Look through the records below, count the lines with the word "name", and reply with only the number.
++++++
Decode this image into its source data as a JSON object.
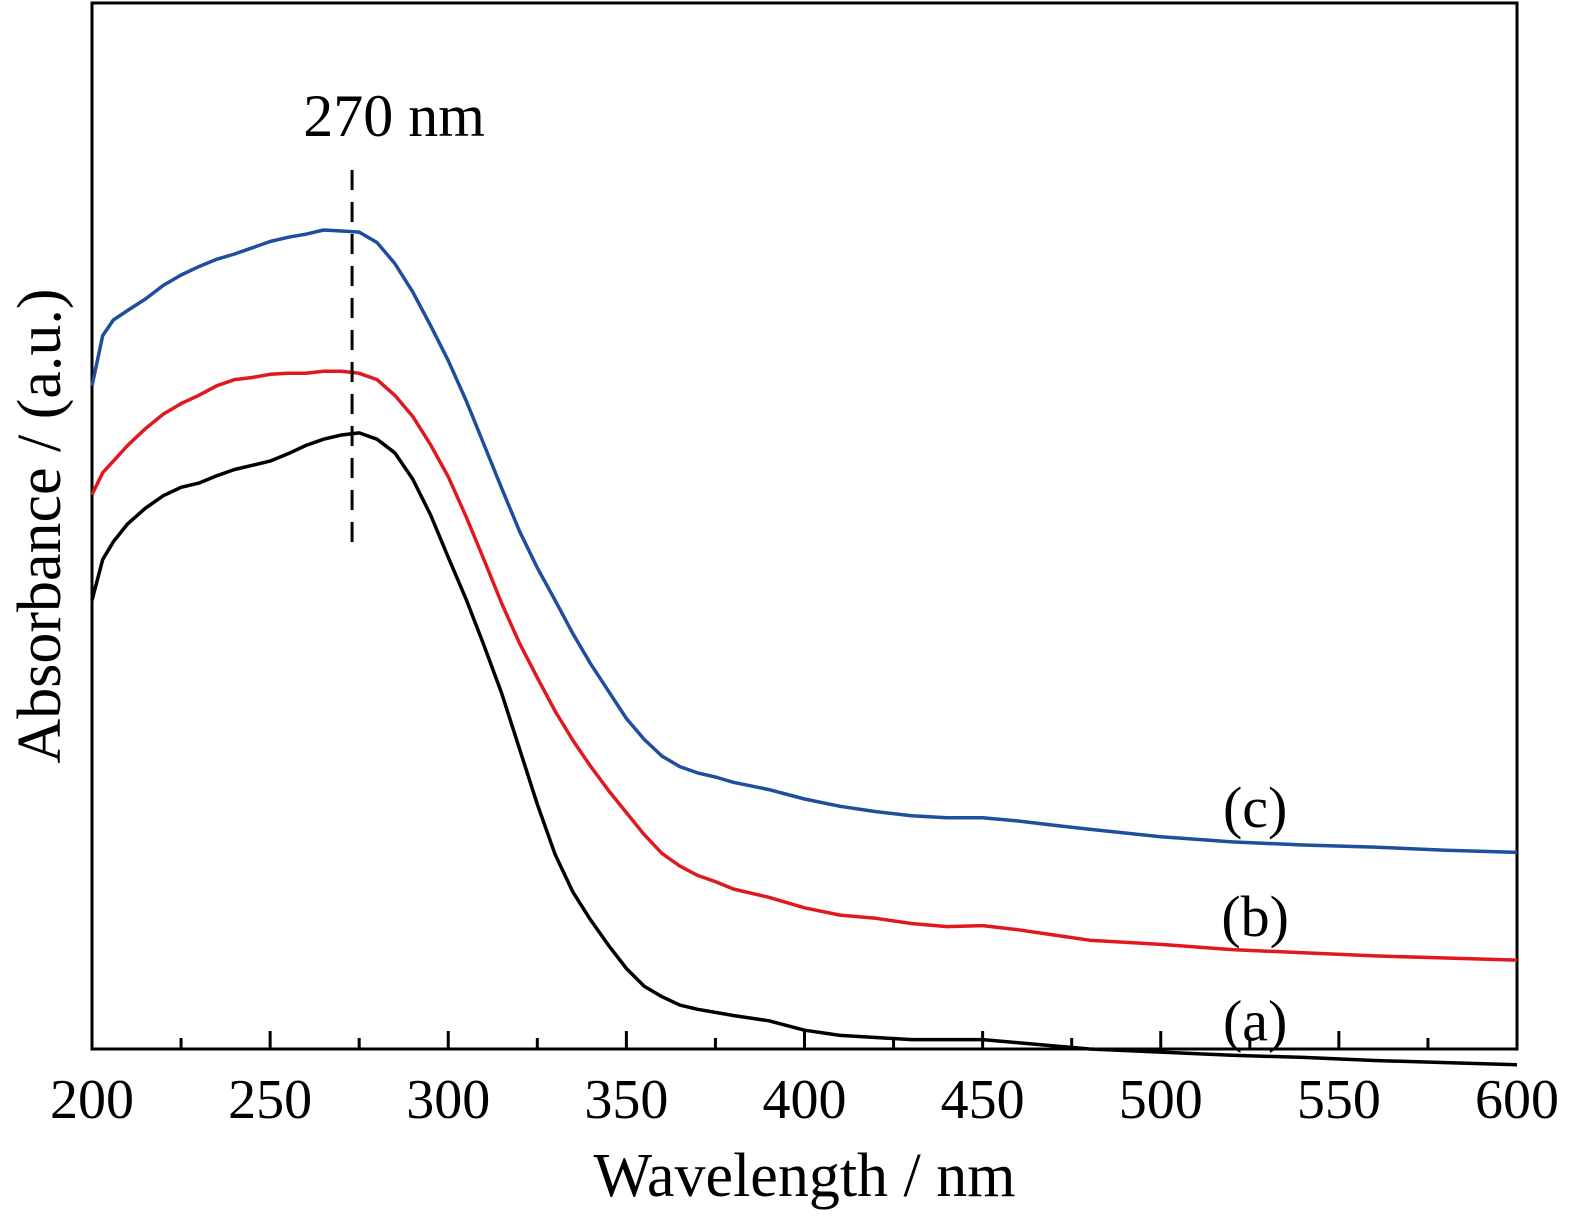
{
  "chart_data": {
    "type": "line",
    "title": "",
    "xlabel": "Wavelength / nm",
    "ylabel": "Absorbance / (a.u.)",
    "xlim": [
      200,
      600
    ],
    "ylim": [
      0,
      1
    ],
    "y_scale_note_free": true,
    "xticks": [
      200,
      250,
      300,
      350,
      400,
      450,
      500,
      550,
      600
    ],
    "grid": false,
    "legend": "none",
    "annotation": {
      "text": "270 nm",
      "x": 273
    },
    "series": [
      {
        "label": "(a)",
        "color": "#000000",
        "x": [
          200,
          203,
          206,
          210,
          215,
          220,
          225,
          230,
          235,
          240,
          245,
          250,
          255,
          260,
          265,
          270,
          275,
          280,
          285,
          290,
          295,
          300,
          305,
          310,
          315,
          320,
          325,
          330,
          335,
          340,
          345,
          350,
          355,
          360,
          365,
          370,
          375,
          380,
          390,
          400,
          410,
          420,
          430,
          440,
          450,
          460,
          470,
          480,
          500,
          520,
          540,
          560,
          580,
          600
        ],
        "y": [
          0.429,
          0.468,
          0.485,
          0.502,
          0.517,
          0.529,
          0.537,
          0.541,
          0.548,
          0.554,
          0.558,
          0.562,
          0.569,
          0.577,
          0.583,
          0.587,
          0.589,
          0.583,
          0.57,
          0.545,
          0.511,
          0.47,
          0.43,
          0.386,
          0.34,
          0.287,
          0.234,
          0.186,
          0.15,
          0.123,
          0.099,
          0.077,
          0.06,
          0.05,
          0.042,
          0.038,
          0.035,
          0.032,
          0.027,
          0.018,
          0.013,
          0.011,
          0.009,
          0.009,
          0.009,
          0.006,
          0.003,
          0.0,
          -0.003,
          -0.006,
          -0.008,
          -0.011,
          -0.013,
          -0.015
        ]
      },
      {
        "label": "(b)",
        "color": "#e0191e",
        "x": [
          200,
          203,
          206,
          210,
          215,
          220,
          225,
          230,
          235,
          240,
          245,
          250,
          255,
          260,
          265,
          270,
          275,
          280,
          285,
          290,
          295,
          300,
          305,
          310,
          315,
          320,
          325,
          330,
          335,
          340,
          345,
          350,
          355,
          360,
          365,
          370,
          375,
          380,
          390,
          400,
          410,
          420,
          430,
          440,
          450,
          460,
          470,
          480,
          500,
          520,
          540,
          560,
          580,
          600
        ],
        "y": [
          0.53,
          0.551,
          0.562,
          0.577,
          0.593,
          0.607,
          0.617,
          0.625,
          0.634,
          0.64,
          0.642,
          0.645,
          0.646,
          0.646,
          0.648,
          0.648,
          0.646,
          0.64,
          0.625,
          0.605,
          0.578,
          0.547,
          0.509,
          0.468,
          0.426,
          0.388,
          0.355,
          0.323,
          0.295,
          0.27,
          0.247,
          0.226,
          0.205,
          0.187,
          0.175,
          0.166,
          0.16,
          0.153,
          0.145,
          0.135,
          0.128,
          0.125,
          0.12,
          0.117,
          0.118,
          0.114,
          0.109,
          0.104,
          0.1,
          0.095,
          0.092,
          0.089,
          0.087,
          0.085
        ]
      },
      {
        "label": "(c)",
        "color": "#1f4e9c",
        "x": [
          200,
          203,
          206,
          210,
          215,
          220,
          225,
          230,
          235,
          240,
          245,
          250,
          255,
          260,
          265,
          270,
          275,
          280,
          285,
          290,
          295,
          300,
          305,
          310,
          315,
          320,
          325,
          330,
          335,
          340,
          345,
          350,
          355,
          360,
          365,
          370,
          375,
          380,
          390,
          400,
          410,
          420,
          430,
          440,
          450,
          460,
          470,
          480,
          500,
          520,
          540,
          560,
          580,
          600
        ],
        "y": [
          0.634,
          0.682,
          0.697,
          0.706,
          0.717,
          0.73,
          0.74,
          0.748,
          0.755,
          0.76,
          0.766,
          0.772,
          0.776,
          0.779,
          0.783,
          0.782,
          0.781,
          0.771,
          0.751,
          0.724,
          0.692,
          0.658,
          0.62,
          0.578,
          0.536,
          0.495,
          0.46,
          0.429,
          0.397,
          0.368,
          0.342,
          0.316,
          0.296,
          0.28,
          0.27,
          0.264,
          0.26,
          0.255,
          0.248,
          0.239,
          0.232,
          0.227,
          0.223,
          0.221,
          0.221,
          0.218,
          0.214,
          0.21,
          0.203,
          0.198,
          0.195,
          0.193,
          0.19,
          0.188
        ]
      }
    ]
  }
}
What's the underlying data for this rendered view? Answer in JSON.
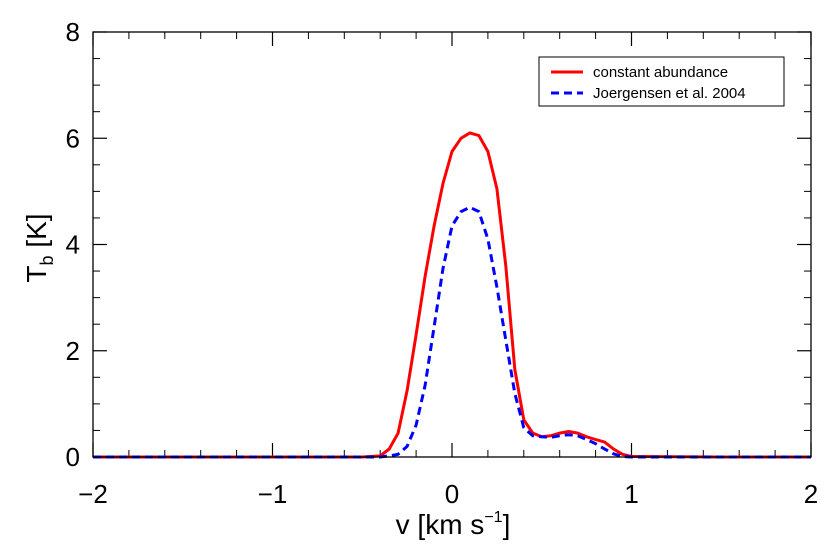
{
  "chart_data": {
    "type": "line",
    "title": "",
    "xlabel": {
      "base": "v [km s",
      "sup": "−1",
      "close": "]"
    },
    "ylabel": {
      "base": "T",
      "sub": "b",
      "rest": " [K]"
    },
    "xlim": [
      -2,
      2
    ],
    "ylim": [
      0,
      8
    ],
    "x_ticks": [
      -2,
      -1,
      0,
      1,
      2
    ],
    "x_tick_labels": [
      "−2",
      "−1",
      "0",
      "1",
      "2"
    ],
    "y_ticks": [
      0,
      2,
      4,
      6,
      8
    ],
    "y_tick_labels": [
      "0",
      "2",
      "4",
      "6",
      "8"
    ],
    "x_minor_step": 0.2,
    "y_minor_step": 0.5,
    "grid": false,
    "legend_position": "top-right",
    "series": [
      {
        "name": "constant abundance",
        "color": "#ff0000",
        "dash": "solid",
        "x": [
          -2.0,
          -1.5,
          -1.0,
          -0.5,
          -0.4,
          -0.35,
          -0.3,
          -0.25,
          -0.2,
          -0.15,
          -0.1,
          -0.05,
          0.0,
          0.05,
          0.1,
          0.15,
          0.2,
          0.25,
          0.3,
          0.35,
          0.4,
          0.45,
          0.5,
          0.55,
          0.6,
          0.65,
          0.7,
          0.75,
          0.8,
          0.85,
          0.9,
          0.95,
          1.0,
          1.5,
          2.0
        ],
        "y": [
          0,
          0,
          0,
          0,
          0.02,
          0.15,
          0.45,
          1.25,
          2.3,
          3.4,
          4.35,
          5.15,
          5.75,
          6.0,
          6.1,
          6.05,
          5.75,
          5.05,
          3.6,
          1.65,
          0.7,
          0.45,
          0.38,
          0.4,
          0.45,
          0.48,
          0.45,
          0.38,
          0.33,
          0.28,
          0.15,
          0.05,
          0.01,
          0,
          0
        ]
      },
      {
        "name": "Joergensen et al. 2004",
        "color": "#0000ff",
        "dash": "dashed",
        "x": [
          -2.0,
          -1.5,
          -1.0,
          -0.5,
          -0.4,
          -0.35,
          -0.3,
          -0.25,
          -0.2,
          -0.15,
          -0.1,
          -0.05,
          0.0,
          0.05,
          0.1,
          0.15,
          0.2,
          0.25,
          0.3,
          0.35,
          0.4,
          0.45,
          0.5,
          0.55,
          0.6,
          0.65,
          0.7,
          0.75,
          0.8,
          0.85,
          0.9,
          0.95,
          1.0,
          1.5,
          2.0
        ],
        "y": [
          0,
          0,
          0,
          0,
          0,
          0.02,
          0.05,
          0.2,
          0.6,
          1.35,
          2.45,
          3.55,
          4.35,
          4.62,
          4.7,
          4.62,
          4.1,
          3.2,
          2.2,
          1.2,
          0.55,
          0.4,
          0.38,
          0.37,
          0.4,
          0.42,
          0.4,
          0.33,
          0.25,
          0.15,
          0.06,
          0.01,
          0,
          0,
          0
        ]
      }
    ]
  }
}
++++++
▶ [Response to the task] 2